Recorded data

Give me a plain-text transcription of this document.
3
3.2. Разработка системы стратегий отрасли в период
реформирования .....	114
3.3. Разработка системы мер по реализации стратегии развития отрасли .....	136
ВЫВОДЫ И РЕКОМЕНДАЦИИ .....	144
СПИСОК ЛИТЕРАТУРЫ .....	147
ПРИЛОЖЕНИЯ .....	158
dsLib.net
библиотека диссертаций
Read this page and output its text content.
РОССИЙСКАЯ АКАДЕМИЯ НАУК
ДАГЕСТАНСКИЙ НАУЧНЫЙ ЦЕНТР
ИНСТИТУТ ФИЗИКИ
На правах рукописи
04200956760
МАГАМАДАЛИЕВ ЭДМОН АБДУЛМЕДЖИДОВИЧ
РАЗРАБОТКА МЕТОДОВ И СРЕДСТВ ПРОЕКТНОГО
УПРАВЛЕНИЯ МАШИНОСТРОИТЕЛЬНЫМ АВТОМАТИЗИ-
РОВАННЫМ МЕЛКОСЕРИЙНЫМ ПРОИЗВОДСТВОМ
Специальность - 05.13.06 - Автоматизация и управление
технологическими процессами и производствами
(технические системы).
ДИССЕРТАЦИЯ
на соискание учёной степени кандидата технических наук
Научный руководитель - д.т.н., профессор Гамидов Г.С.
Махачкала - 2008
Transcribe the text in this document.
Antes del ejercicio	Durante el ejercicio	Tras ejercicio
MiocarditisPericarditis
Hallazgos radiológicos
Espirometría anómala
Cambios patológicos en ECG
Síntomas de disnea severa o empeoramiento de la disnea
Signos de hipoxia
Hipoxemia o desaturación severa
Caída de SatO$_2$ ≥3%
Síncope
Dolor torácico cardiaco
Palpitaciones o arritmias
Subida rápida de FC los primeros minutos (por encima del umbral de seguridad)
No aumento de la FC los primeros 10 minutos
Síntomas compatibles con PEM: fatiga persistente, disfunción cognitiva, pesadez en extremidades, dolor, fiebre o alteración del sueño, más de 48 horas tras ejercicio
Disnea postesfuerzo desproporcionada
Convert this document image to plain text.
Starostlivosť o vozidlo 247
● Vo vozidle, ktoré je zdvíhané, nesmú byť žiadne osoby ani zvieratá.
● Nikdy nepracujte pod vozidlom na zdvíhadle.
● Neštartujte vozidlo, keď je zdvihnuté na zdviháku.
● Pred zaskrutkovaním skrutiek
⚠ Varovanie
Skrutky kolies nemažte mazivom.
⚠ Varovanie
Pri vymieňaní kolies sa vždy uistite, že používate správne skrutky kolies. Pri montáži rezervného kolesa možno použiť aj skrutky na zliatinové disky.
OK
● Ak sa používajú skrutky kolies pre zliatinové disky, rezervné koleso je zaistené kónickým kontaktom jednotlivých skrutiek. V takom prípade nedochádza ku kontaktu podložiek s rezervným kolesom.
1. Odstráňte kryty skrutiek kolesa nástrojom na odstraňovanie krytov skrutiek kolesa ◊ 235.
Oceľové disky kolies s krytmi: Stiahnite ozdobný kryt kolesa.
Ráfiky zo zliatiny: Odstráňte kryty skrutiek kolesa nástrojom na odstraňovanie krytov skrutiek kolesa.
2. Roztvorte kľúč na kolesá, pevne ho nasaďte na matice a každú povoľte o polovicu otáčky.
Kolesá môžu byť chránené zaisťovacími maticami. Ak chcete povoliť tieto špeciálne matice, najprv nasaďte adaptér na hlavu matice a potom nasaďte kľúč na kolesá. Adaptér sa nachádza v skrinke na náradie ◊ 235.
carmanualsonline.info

Short task
Copy all lines of the listing above that contain the string "kľúč".

Problem solution
2. Roztvorte kľúč na kolesá, pevne ho nasaďte na matice a každú povoľte o polovicu otáčky.
Kolesá môžu byť chránené zaisťovacími maticami. Ak chcete povoliť tieto špeciálne matice, najprv nasaďte adaptér na hlavu matice a potom nasaďte kľúč na kolesá. Adaptér sa nachádza v skrinke na náradie ◊ 235.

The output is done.